_DIRECTIONS FOR THIS TASK:_
Copy out the lines that include the word "type".

_RECORDS FOR THIS TASK:_
◇ ◇ ◇ ◇

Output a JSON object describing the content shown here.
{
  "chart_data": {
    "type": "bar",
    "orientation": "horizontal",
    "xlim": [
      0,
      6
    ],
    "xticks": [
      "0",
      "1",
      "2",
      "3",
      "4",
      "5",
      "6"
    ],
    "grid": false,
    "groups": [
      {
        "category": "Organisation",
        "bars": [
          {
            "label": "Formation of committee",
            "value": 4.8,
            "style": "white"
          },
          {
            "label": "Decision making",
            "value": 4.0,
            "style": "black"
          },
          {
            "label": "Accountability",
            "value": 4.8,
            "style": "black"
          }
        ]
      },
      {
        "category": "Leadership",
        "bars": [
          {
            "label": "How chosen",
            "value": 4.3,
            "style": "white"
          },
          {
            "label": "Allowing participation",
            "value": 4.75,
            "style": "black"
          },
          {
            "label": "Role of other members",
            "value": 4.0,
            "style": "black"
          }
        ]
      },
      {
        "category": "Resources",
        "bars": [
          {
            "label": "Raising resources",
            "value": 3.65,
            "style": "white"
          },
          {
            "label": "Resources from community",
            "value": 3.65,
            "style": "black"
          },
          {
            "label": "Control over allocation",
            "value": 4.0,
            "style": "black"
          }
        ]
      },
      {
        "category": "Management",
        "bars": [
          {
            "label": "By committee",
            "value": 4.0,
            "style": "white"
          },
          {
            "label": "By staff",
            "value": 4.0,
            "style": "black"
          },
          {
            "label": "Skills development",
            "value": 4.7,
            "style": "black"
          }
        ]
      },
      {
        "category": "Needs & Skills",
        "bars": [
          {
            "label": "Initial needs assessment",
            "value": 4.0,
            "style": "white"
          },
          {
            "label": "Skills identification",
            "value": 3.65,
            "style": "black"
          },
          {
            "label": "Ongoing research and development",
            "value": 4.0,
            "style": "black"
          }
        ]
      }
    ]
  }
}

◇ ◇ ◇ ◇

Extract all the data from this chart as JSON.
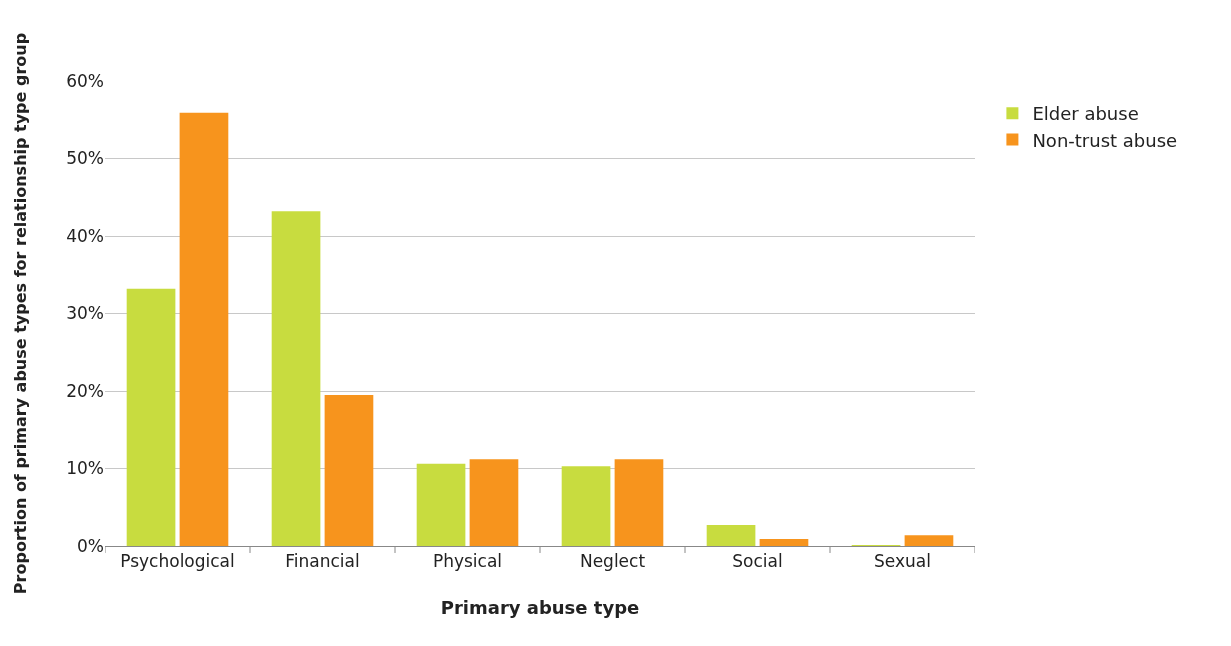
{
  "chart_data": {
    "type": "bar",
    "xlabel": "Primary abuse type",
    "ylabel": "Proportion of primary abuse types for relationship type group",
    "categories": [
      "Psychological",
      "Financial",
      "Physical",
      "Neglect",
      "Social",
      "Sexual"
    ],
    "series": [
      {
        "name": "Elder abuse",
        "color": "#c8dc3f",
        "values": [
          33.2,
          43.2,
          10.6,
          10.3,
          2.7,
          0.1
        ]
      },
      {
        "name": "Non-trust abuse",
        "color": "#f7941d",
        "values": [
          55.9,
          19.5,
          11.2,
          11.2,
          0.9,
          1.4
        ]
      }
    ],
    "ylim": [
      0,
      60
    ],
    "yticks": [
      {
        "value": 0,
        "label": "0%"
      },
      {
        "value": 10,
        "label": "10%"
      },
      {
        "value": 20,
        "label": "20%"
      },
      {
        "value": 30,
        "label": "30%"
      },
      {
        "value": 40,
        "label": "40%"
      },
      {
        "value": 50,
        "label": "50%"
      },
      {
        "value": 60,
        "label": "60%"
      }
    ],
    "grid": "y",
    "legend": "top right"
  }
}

◇ ◇ ◇ ◇

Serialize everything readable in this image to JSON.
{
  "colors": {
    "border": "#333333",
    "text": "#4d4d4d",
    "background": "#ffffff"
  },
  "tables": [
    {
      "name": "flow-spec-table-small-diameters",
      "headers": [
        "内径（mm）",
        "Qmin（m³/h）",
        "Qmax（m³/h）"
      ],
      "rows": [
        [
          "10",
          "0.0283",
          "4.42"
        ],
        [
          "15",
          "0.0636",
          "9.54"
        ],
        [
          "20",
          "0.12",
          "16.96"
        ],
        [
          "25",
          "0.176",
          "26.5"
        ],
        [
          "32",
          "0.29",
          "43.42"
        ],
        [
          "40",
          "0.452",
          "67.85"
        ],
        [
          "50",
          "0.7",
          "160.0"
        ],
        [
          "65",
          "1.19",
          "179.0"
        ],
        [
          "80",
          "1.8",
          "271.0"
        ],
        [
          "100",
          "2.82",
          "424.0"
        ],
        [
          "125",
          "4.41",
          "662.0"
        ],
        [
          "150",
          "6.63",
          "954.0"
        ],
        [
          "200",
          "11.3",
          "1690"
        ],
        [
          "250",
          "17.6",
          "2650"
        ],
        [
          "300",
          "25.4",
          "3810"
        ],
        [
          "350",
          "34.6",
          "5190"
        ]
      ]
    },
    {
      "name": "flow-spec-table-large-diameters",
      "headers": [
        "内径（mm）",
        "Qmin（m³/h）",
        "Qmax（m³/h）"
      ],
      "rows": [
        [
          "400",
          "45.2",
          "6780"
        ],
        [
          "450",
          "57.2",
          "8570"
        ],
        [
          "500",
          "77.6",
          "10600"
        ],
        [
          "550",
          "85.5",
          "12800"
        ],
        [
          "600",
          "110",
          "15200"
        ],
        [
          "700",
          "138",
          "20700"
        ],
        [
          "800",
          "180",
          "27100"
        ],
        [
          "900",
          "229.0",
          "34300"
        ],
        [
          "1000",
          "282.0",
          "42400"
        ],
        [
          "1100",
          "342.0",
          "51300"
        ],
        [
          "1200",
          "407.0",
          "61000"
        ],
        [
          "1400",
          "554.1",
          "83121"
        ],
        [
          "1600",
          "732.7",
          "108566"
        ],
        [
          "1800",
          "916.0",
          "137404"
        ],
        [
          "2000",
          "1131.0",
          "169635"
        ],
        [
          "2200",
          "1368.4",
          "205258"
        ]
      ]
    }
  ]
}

◇ ◇ ◇ ◇

_ANSWER TO THIS EXERCISE:_
    "type": "bar",
    "type": "bar",
    "xlabel": "Primary abuse type",
    "ylabel": "Proportion of primary abuse types for relationship type group",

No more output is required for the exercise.